## Data excerpts
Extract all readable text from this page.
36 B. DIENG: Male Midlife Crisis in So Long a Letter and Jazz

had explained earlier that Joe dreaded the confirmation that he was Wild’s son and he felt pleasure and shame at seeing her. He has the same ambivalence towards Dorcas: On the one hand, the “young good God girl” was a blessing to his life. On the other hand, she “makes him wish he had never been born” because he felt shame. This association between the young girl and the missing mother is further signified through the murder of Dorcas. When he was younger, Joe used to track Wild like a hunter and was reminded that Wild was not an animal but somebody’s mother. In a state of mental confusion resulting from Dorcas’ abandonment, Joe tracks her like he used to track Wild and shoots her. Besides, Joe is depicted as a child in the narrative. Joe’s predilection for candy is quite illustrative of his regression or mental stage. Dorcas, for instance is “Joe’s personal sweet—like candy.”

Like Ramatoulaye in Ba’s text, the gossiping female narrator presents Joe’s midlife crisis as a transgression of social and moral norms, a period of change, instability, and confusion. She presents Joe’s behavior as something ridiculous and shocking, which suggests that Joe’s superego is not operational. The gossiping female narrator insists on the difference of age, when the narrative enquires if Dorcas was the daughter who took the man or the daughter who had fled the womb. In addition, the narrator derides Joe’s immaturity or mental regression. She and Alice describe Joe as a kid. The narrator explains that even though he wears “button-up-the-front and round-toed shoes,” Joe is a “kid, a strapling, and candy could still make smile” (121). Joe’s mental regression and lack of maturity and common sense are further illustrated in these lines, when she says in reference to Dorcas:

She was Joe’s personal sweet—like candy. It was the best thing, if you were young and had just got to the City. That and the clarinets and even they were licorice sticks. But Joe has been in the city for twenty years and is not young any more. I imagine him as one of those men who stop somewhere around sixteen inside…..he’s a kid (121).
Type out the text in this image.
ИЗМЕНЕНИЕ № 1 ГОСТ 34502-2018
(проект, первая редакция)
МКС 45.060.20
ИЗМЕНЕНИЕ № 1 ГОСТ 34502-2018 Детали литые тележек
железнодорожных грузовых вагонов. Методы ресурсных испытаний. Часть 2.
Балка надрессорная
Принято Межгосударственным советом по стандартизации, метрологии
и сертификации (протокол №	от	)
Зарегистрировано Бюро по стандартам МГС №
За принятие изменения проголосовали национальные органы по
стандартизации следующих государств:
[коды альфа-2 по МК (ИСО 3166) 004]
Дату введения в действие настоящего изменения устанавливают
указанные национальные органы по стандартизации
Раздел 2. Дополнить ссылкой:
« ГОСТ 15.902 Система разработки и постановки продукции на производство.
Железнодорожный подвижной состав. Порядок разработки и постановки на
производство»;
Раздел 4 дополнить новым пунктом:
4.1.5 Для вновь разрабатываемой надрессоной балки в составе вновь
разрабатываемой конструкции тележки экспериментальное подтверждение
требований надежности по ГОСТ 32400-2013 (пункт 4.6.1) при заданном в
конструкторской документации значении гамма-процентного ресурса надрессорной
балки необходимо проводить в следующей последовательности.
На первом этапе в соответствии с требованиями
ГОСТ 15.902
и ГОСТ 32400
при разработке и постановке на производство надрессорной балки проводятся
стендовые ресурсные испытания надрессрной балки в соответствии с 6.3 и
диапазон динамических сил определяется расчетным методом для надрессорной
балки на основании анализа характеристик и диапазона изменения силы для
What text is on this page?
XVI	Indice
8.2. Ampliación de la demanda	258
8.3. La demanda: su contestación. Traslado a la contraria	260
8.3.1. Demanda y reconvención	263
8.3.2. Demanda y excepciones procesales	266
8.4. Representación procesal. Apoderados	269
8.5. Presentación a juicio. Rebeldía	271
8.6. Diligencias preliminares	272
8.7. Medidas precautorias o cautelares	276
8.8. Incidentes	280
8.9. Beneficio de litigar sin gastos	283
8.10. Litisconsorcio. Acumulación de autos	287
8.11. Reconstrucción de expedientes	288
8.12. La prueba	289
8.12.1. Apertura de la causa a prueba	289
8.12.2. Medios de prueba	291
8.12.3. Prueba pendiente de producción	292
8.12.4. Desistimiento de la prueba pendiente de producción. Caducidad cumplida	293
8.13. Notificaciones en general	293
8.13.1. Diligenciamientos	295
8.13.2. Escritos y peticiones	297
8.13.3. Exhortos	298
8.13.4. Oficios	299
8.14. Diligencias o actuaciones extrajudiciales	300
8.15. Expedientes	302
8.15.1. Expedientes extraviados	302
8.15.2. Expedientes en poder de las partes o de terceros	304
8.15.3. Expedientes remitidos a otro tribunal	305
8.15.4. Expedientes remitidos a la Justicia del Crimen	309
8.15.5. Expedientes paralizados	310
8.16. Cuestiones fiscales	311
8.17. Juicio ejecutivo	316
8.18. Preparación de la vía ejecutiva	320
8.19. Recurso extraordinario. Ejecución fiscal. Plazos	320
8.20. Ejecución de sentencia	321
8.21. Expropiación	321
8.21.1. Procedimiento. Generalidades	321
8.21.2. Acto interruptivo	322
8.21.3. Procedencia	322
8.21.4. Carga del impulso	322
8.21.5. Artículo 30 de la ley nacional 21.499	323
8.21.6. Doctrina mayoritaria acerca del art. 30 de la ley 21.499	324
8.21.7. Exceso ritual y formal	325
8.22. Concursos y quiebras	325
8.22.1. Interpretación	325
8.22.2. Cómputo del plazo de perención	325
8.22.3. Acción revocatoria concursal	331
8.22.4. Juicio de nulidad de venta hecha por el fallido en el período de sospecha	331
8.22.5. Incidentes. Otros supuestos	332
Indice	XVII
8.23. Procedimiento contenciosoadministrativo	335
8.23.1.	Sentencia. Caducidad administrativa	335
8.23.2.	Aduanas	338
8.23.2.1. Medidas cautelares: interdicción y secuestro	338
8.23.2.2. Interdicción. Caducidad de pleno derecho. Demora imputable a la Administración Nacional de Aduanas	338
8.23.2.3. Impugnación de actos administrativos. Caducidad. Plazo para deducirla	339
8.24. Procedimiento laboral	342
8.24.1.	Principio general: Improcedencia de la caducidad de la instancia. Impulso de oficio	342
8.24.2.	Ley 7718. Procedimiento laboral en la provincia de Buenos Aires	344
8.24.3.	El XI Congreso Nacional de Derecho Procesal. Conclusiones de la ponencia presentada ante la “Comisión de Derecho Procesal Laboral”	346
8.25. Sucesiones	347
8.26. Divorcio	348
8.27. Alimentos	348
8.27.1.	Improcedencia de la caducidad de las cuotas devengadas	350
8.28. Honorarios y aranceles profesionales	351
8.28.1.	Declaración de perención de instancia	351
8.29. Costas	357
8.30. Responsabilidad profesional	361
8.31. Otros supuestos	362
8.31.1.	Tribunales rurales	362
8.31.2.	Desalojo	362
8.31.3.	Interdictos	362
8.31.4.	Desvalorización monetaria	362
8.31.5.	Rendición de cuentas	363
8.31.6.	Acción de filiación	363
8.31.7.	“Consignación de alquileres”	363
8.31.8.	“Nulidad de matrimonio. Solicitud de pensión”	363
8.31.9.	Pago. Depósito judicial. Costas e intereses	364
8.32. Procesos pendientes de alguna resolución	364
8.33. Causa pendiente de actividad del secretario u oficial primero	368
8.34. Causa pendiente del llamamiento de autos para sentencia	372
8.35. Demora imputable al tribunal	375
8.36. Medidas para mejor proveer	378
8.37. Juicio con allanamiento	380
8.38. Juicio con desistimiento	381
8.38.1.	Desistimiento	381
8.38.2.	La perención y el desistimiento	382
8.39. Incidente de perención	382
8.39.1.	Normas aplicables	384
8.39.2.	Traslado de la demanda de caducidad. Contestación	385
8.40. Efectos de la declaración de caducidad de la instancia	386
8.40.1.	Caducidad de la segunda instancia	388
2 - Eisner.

## What is expected
Retype the records above exactly.

## Exercise response
Extract all readable text from this page.
36 B. DIENG: Male Midlife Crisis in So Long a Letter and Jazz

had explained earlier that Joe dreaded the confirmation that he was Wild’s son and he felt pleasure and shame at seeing her. He has the same ambivalence towards Dorcas: On the one hand, the “young good God girl” was a blessing to his life. On the other hand, she “makes him wish he had never been born” because he felt shame. This association between the young girl and the missing mother is further signified through the murder of Dorcas. When he was younger, Joe used to track Wild like a hunter and was reminded that Wild was not an animal but somebody’s mother. In a state of mental confusion resulting from Dorcas’ abandonment, Joe tracks her like he used to track Wild and shoots her. Besides, Joe is depicted as a child in the narrative. Joe’s predilection for candy is quite illustrative of his regression or mental stage. Dorcas, for instance is “Joe’s personal sweet—like candy.”

Like Ramatoulaye in Ba’s text, the gossiping female narrator presents Joe’s midlife crisis as a transgression of social and moral norms, a period of change, instability, and confusion. She presents Joe’s behavior as something ridiculous and shocking, which suggests that Joe’s superego is not operational. The gossiping female narrator insists on the difference of age, when the narrative enquires if Dorcas was the daughter who took the man or the daughter who had fled the womb. In addition, the narrator derides Joe’s immaturity or mental regression. She and Alice describe Joe as a kid. The narrator explains that even though he wears “button-up-the-front and round-toed shoes,” Joe is a “kid, a strapling, and candy could still make smile” (121). Joe’s mental regression and lack of maturity and common sense are further illustrated in these lines, when she says in reference to Dorcas:

She was Joe’s personal sweet—like candy. It was the best thing, if you were young and had just got to the City. That and the clarinets and even they were licorice sticks. But Joe has been in the city for twenty years and is not young any more. I imagine him as one of those men who stop somewhere around sixteen inside…..he’s a kid (121).
Type out the text in this image.
ИЗМЕНЕНИЕ № 1 ГОСТ 34502-2018
(проект, первая редакция)
МКС 45.060.20
ИЗМЕНЕНИЕ № 1 ГОСТ 34502-2018 Детали литые тележек
железнодорожных грузовых вагонов. Методы ресурсных испытаний. Часть 2.
Балка надрессорная
Принято Межгосударственным советом по стандартизации, метрологии
и сертификации (протокол №	от	)
Зарегистрировано Бюро по стандартам МГС №
За принятие изменения проголосовали национальные органы по
стандартизации следующих государств:
[коды альфа-2 по МК (ИСО 3166) 004]
Дату введения в действие настоящего изменения устанавливают
указанные национальные органы по стандартизации
Раздел 2. Дополнить ссылкой:
« ГОСТ 15.902 Система разработки и постановки продукции на производство.
Железнодорожный подвижной состав. Порядок разработки и постановки на
производство»;
Раздел 4 дополнить новым пунктом:
4.1.5 Для вновь разрабатываемой надрессоной балки в составе вновь
разрабатываемой конструкции тележки экспериментальное подтверждение
требований надежности по ГОСТ 32400-2013 (пункт 4.6.1) при заданном в
конструкторской документации значении гамма-процентного ресурса надрессорной
балки необходимо проводить в следующей последовательности.
На первом этапе в соответствии с требованиями
ГОСТ 15.902
и ГОСТ 32400
при разработке и постановке на производство надрессорной балки проводятся
стендовые ресурсные испытания надрессрной балки в соответствии с 6.3 и
диапазон динамических сил определяется расчетным методом для надрессорной
балки на основании анализа характеристик и диапазона изменения силы для
What text is on this page?
XVI	Indice
8.2. Ampliación de la demanda	258
8.3. La demanda: su contestación. Traslado a la contraria	260
8.3.1. Demanda y reconvención	263
8.3.2. Demanda y excepciones procesales	266
8.4. Representación procesal. Apoderados	269
8.5. Presentación a juicio. Rebeldía	271
8.6. Diligencias preliminares	272
8.7. Medidas precautorias o cautelares	276
8.8. Incidentes	280
8.9. Beneficio de litigar sin gastos	283
8.10. Litisconsorcio. Acumulación de autos	287
8.11. Reconstrucción de expedientes	288
8.12. La prueba	289
8.12.1. Apertura de la causa a prueba	289
8.12.2. Medios de prueba	291
8.12.3. Prueba pendiente de producción	292
8.12.4. Desistimiento de la prueba pendiente de producción. Caducidad cumplida	293
8.13. Notificaciones en general	293
8.13.1. Diligenciamientos	295
8.13.2. Escritos y peticiones	297
8.13.3. Exhortos	298
8.13.4. Oficios	299
8.14. Diligencias o actuaciones extrajudiciales	300
8.15. Expedientes	302
8.15.1. Expedientes extraviados	302
8.15.2. Expedientes en poder de las partes o de terceros	304
8.15.3. Expedientes remitidos a otro tribunal	305
8.15.4. Expedientes remitidos a la Justicia del Crimen	309
8.15.5. Expedientes paralizados	310
8.16. Cuestiones fiscales	311
8.17. Juicio ejecutivo	316
8.18. Preparación de la vía ejecutiva	320
8.19. Recurso extraordinario. Ejecución fiscal. Plazos	320
8.20. Ejecución de sentencia	321
8.21. Expropiación	321
8.21.1. Procedimiento. Generalidades	321
8.21.2. Acto interruptivo	322
8.21.3. Procedencia	322
8.21.4. Carga del impulso	322
8.21.5. Artículo 30 de la ley nacional 21.499	323
8.21.6. Doctrina mayoritaria acerca del art. 30 de la ley 21.499	324
8.21.7. Exceso ritual y formal	325
8.22. Concursos y quiebras	325
8.22.1. Interpretación	325
8.22.2. Cómputo del plazo de perención	325
8.22.3. Acción revocatoria concursal	331
8.22.4. Juicio de nulidad de venta hecha por el fallido en el período de sospecha	331
8.22.5. Incidentes. Otros supuestos	332
Indice	XVII
8.23. Procedimiento contenciosoadministrativo	335
8.23.1.	Sentencia. Caducidad administrativa	335
8.23.2.	Aduanas	338
8.23.2.1. Medidas cautelares: interdicción y secuestro	338
8.23.2.2. Interdicción. Caducidad de pleno derecho. Demora imputable a la Administración Nacional de Aduanas	338
8.23.2.3. Impugnación de actos administrativos. Caducidad. Plazo para deducirla	339
8.24. Procedimiento laboral	342
8.24.1.	Principio general: Improcedencia de la caducidad de la instancia. Impulso de oficio	342
8.24.2.	Ley 7718. Procedimiento laboral en la provincia de Buenos Aires	344
8.24.3.	El XI Congreso Nacional de Derecho Procesal. Conclusiones de la ponencia presentada ante la “Comisión de Derecho Procesal Laboral”	346
8.25. Sucesiones	347
8.26. Divorcio	348
8.27. Alimentos	348
8.27.1.	Improcedencia de la caducidad de las cuotas devengadas	350
8.28. Honorarios y aranceles profesionales	351
8.28.1.	Declaración de perención de instancia	351
8.29. Costas	357
8.30. Responsabilidad profesional	361
8.31. Otros supuestos	362
8.31.1.	Tribunales rurales	362
8.31.2.	Desalojo	362
8.31.3.	Interdictos	362
8.31.4.	Desvalorización monetaria	362
8.31.5.	Rendición de cuentas	363
8.31.6.	Acción de filiación	363
8.31.7.	“Consignación de alquileres”	363
8.31.8.	“Nulidad de matrimonio. Solicitud de pensión”	363
8.31.9.	Pago. Depósito judicial. Costas e intereses	364
8.32. Procesos pendientes de alguna resolución	364
8.33. Causa pendiente de actividad del secretario u oficial primero	368
8.34. Causa pendiente del llamamiento de autos para sentencia	372
8.35. Demora imputable al tribunal	375
8.36. Medidas para mejor proveer	378
8.37. Juicio con allanamiento	380
8.38. Juicio con desistimiento	381
8.38.1.	Desistimiento	381
8.38.2.	La perención y el desistimiento	382
8.39. Incidente de perención	382
8.39.1.	Normas aplicables	384
8.39.2.	Traslado de la demanda de caducidad. Contestación	385
8.40. Efectos de la declaración de caducidad de la instancia	386
8.40.1.	Caducidad de la segunda instancia	388
2 - Eisner.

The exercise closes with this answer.